### [Set exercise]
Pull each line holding the word "công" from the data.

### [Data to process]

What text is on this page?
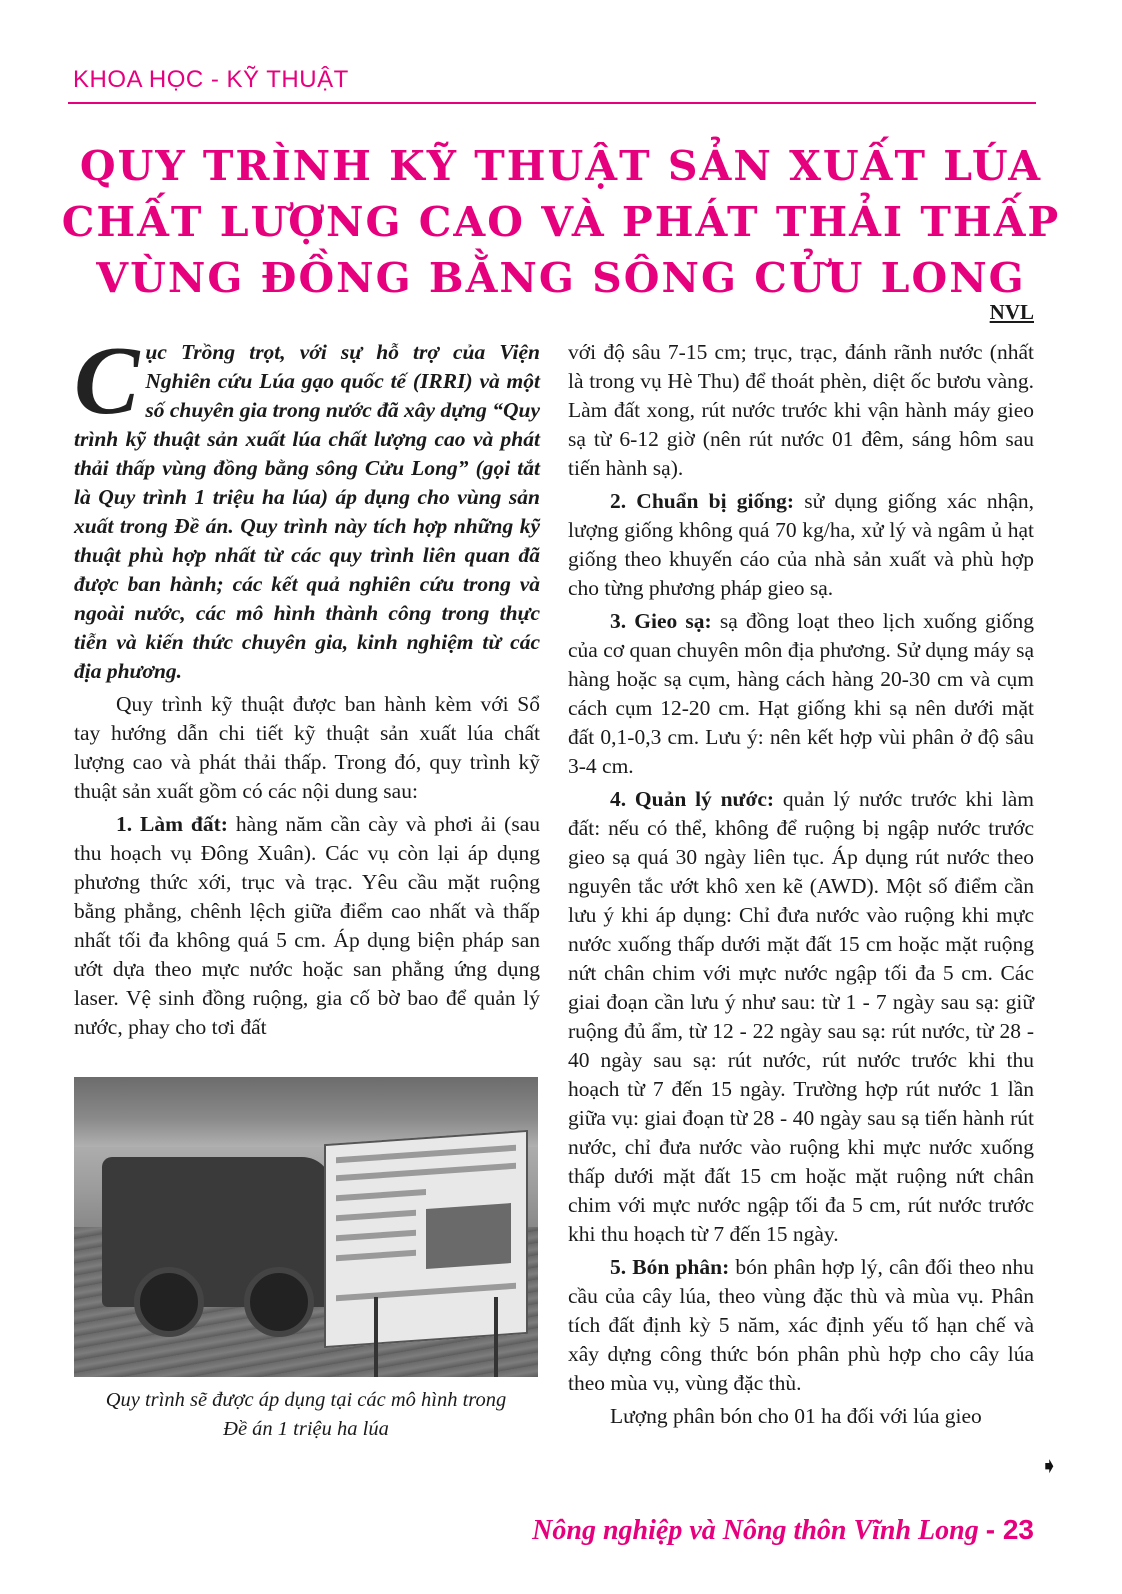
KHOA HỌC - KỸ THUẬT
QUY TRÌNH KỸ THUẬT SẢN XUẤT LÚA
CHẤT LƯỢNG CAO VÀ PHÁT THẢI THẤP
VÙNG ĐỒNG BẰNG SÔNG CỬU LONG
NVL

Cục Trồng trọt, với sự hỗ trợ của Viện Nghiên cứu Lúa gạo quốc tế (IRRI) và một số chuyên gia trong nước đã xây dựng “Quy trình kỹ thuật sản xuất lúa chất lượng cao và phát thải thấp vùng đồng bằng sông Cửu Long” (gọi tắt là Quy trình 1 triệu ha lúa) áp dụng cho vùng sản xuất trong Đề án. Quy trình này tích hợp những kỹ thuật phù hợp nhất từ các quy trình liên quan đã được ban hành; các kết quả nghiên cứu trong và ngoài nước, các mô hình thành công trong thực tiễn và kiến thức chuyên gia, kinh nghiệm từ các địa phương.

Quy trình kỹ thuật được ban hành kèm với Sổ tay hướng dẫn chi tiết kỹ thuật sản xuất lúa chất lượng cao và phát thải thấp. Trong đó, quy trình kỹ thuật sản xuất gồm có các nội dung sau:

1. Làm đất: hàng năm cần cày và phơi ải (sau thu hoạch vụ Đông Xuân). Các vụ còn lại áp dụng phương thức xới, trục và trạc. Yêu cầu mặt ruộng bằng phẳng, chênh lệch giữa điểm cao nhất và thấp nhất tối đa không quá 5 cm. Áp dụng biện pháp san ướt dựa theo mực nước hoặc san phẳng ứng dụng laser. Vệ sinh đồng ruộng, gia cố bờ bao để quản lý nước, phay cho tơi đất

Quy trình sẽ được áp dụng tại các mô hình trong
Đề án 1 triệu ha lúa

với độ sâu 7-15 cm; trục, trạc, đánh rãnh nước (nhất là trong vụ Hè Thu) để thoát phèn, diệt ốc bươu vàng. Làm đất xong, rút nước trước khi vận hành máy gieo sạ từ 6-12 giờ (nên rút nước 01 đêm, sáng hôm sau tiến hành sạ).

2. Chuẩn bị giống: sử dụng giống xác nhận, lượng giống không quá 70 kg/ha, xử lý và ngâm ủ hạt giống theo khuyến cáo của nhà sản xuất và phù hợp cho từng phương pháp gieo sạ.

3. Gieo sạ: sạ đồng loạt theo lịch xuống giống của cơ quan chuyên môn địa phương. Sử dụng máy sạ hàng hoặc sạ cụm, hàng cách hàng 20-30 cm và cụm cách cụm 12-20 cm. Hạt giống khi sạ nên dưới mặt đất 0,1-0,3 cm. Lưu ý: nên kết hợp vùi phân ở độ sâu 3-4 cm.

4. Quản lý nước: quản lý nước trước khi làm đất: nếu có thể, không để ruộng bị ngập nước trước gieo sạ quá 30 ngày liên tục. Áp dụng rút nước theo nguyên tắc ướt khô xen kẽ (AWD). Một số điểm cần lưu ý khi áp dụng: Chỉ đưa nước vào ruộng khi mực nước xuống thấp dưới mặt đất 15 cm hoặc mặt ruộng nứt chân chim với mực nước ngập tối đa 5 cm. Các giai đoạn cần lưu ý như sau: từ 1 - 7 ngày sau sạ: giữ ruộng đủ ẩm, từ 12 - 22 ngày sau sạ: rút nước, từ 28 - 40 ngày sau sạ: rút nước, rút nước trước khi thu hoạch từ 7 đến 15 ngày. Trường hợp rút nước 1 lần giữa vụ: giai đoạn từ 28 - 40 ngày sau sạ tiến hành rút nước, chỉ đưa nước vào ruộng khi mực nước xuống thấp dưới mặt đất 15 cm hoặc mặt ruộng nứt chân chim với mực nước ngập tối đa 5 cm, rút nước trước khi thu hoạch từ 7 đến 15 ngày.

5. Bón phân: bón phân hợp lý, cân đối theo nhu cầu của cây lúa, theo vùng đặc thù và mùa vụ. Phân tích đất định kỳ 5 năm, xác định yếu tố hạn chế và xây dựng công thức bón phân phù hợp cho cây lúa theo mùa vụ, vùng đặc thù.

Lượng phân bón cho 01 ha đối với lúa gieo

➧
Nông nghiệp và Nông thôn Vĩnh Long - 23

### [Answer to this exercise]
Cục Trồng trọt, với sự hỗ trợ của Viện Nghiên cứu Lúa gạo quốc tế (IRRI) và một số chuyên gia trong nước đã xây dựng “Quy trình kỹ thuật sản xuất lúa chất lượng cao và phát thải thấp vùng đồng bằng sông Cửu Long” (gọi tắt là Quy trình 1 triệu ha lúa) áp dụng cho vùng sản xuất trong Đề án. Quy trình này tích hợp những kỹ thuật phù hợp nhất từ các quy trình liên quan đã được ban hành; các kết quả nghiên cứu trong và ngoài nước, các mô hình thành công trong thực tiễn và kiến thức chuyên gia, kinh nghiệm từ các địa phương.
5. Bón phân: bón phân hợp lý, cân đối theo nhu cầu của cây lúa, theo vùng đặc thù và mùa vụ. Phân tích đất định kỳ 5 năm, xác định yếu tố hạn chế và xây dựng công thức bón phân phù hợp cho cây lúa theo mùa vụ, vùng đặc thù.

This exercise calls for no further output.